=== EXTRACTED RECORDS ===
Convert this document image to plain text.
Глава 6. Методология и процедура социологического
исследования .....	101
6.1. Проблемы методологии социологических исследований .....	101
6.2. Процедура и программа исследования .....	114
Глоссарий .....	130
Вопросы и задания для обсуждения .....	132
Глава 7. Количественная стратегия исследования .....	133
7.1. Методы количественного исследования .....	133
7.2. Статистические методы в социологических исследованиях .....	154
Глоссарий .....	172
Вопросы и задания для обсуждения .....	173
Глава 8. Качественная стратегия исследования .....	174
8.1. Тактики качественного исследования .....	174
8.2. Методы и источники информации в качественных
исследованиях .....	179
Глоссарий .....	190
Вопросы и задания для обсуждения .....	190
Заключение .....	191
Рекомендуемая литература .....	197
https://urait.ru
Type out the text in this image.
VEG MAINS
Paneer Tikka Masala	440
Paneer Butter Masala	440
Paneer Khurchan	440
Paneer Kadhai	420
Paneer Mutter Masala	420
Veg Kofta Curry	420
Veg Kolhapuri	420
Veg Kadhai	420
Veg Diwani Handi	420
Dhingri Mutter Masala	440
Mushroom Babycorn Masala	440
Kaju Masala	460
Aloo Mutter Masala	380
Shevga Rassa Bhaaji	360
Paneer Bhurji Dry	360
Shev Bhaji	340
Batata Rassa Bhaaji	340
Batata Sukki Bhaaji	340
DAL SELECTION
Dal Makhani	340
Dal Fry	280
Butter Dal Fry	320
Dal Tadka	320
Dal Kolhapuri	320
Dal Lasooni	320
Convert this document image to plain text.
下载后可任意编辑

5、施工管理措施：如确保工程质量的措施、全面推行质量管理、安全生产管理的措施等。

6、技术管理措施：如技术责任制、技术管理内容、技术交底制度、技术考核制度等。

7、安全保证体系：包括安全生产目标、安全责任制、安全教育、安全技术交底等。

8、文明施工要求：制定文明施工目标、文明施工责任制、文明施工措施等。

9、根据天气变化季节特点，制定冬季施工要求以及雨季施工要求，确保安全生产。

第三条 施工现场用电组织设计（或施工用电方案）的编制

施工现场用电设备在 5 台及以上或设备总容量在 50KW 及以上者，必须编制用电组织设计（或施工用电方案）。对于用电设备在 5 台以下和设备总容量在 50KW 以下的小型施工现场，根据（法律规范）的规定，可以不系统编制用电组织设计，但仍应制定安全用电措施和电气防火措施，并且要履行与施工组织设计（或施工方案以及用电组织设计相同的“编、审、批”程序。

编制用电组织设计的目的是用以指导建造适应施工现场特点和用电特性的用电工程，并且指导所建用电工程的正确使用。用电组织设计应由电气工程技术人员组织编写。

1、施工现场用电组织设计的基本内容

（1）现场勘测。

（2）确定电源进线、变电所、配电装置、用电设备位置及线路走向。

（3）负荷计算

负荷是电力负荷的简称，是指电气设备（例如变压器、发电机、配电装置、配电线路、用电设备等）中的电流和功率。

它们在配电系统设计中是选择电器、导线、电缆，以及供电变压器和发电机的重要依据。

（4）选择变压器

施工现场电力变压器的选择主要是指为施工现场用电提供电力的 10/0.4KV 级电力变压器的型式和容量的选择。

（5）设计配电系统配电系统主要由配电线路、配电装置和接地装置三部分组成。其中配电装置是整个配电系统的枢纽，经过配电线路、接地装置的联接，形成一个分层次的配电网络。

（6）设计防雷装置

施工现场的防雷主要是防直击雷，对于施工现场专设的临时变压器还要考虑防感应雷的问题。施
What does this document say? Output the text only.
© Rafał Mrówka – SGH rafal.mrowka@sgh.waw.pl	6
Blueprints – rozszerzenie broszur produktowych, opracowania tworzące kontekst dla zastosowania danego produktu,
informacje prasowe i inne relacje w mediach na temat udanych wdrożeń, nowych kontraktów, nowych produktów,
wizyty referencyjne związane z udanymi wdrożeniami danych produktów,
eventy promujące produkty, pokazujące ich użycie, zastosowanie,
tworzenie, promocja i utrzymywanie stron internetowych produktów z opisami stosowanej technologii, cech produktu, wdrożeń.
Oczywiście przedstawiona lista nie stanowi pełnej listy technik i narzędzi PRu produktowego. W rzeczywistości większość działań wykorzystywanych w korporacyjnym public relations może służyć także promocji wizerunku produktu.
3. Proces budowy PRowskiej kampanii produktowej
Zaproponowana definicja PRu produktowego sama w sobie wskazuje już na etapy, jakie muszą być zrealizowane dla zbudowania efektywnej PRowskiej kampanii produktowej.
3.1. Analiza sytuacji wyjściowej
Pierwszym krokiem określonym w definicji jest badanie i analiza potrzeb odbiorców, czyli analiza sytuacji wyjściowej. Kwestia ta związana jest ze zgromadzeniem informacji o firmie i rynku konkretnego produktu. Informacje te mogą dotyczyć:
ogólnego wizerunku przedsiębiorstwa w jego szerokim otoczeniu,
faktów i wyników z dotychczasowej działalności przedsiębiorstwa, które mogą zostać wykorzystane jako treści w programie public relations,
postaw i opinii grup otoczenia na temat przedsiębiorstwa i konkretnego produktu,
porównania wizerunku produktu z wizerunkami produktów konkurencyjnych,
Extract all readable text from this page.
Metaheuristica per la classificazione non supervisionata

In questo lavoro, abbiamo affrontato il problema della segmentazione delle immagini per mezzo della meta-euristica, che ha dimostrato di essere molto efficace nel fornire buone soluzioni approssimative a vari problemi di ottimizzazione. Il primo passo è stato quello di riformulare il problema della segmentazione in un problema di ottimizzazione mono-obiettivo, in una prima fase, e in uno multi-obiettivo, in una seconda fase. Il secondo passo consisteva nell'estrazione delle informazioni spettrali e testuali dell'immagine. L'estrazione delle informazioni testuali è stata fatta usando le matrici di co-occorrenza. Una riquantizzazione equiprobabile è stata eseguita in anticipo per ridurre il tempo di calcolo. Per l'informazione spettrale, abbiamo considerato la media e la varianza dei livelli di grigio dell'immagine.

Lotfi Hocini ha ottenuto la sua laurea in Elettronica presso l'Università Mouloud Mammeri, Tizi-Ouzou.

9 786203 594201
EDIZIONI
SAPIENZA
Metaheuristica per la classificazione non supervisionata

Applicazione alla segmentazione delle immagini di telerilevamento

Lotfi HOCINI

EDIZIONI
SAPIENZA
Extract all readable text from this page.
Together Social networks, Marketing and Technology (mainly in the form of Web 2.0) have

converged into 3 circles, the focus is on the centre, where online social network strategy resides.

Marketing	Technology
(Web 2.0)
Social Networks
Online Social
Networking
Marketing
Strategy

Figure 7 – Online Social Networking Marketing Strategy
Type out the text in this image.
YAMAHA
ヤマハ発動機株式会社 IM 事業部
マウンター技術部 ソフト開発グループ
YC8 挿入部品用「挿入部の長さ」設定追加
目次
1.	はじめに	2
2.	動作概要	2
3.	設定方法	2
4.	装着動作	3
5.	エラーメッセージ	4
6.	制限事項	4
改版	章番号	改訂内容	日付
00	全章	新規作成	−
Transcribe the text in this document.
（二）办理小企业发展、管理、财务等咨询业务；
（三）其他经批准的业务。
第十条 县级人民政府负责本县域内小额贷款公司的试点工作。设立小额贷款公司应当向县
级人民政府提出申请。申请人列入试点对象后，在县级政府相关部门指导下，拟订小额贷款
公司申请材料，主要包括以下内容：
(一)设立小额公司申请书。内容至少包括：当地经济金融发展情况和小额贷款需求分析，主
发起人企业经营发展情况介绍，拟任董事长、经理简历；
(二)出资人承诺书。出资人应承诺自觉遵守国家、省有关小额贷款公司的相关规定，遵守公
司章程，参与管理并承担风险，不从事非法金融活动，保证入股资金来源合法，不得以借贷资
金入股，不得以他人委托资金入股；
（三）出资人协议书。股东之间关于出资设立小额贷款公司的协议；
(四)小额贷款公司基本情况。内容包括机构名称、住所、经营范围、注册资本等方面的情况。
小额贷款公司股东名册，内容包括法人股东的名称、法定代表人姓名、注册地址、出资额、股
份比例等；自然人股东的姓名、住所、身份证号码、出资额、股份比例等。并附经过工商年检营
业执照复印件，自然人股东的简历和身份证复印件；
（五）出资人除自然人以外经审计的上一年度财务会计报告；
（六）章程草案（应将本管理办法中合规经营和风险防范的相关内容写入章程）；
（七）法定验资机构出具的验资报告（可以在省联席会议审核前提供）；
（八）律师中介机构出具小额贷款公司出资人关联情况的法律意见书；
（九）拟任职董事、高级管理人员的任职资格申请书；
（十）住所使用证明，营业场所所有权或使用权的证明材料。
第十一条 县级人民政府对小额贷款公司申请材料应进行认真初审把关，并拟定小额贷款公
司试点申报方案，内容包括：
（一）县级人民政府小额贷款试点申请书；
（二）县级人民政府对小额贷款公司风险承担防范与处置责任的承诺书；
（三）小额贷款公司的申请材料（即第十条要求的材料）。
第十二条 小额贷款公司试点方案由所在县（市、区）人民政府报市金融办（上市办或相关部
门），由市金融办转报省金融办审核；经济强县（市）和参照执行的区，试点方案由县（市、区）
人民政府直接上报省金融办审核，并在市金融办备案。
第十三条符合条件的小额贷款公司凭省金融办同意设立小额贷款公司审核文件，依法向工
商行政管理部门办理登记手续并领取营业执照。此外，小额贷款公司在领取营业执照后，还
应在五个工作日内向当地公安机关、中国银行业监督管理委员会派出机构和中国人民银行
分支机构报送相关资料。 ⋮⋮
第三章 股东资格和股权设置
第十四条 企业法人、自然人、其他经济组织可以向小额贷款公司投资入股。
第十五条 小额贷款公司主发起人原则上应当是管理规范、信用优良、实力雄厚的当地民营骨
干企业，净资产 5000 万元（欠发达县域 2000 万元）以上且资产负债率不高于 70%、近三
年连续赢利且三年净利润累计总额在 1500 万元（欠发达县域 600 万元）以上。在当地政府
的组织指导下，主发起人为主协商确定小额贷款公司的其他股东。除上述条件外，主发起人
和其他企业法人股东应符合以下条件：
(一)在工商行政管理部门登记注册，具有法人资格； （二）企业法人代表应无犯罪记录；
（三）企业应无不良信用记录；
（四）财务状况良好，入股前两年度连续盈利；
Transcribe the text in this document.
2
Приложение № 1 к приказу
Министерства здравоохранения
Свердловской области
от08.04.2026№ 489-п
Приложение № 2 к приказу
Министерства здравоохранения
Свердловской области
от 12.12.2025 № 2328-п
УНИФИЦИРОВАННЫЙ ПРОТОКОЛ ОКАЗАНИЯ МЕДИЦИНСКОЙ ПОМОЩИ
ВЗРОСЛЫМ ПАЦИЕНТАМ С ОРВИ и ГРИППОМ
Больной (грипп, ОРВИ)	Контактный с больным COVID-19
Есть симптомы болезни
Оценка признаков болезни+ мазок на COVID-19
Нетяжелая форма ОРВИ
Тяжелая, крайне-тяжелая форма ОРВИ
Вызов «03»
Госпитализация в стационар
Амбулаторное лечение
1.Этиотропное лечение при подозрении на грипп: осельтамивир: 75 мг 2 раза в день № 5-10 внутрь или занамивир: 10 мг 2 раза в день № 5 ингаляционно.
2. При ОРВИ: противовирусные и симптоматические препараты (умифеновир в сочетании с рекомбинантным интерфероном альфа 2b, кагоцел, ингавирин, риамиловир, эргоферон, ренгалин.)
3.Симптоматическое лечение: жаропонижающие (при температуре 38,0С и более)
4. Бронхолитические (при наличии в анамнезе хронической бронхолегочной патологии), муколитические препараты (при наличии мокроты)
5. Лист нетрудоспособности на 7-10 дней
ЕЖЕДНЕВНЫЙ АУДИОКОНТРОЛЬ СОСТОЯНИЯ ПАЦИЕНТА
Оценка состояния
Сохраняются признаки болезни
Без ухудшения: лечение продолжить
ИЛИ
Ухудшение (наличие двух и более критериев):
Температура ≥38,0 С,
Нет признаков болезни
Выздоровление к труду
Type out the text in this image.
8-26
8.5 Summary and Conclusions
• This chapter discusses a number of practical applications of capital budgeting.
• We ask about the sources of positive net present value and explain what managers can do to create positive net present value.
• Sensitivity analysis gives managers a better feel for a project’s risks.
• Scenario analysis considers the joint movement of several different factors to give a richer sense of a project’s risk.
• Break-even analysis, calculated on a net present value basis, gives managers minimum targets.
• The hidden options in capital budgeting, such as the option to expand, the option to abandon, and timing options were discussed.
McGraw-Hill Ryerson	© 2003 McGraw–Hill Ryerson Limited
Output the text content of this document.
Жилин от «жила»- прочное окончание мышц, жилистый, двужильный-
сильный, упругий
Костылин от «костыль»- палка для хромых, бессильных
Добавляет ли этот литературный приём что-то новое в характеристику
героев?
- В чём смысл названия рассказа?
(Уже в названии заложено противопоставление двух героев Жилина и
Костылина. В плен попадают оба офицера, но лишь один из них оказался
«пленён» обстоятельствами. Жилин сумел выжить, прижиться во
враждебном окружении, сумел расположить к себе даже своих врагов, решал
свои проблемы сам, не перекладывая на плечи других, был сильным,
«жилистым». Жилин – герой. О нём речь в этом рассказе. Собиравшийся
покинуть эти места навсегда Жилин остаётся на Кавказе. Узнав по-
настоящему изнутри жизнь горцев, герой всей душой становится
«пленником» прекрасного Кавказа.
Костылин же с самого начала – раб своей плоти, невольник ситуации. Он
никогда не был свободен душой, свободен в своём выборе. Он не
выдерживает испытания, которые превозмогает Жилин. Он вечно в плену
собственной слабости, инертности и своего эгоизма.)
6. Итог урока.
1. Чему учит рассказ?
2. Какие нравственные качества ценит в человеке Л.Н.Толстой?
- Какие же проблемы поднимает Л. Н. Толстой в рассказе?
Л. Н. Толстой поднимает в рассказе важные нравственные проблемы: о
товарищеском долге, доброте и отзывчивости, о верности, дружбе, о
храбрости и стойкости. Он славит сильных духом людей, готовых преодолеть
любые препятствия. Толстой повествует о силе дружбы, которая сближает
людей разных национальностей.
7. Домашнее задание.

=== TASK DIRECTIONS ===
Of the lines above, how many include the word "сумел"? Reply with the number alone.

=== COMPLETED TASK ===
2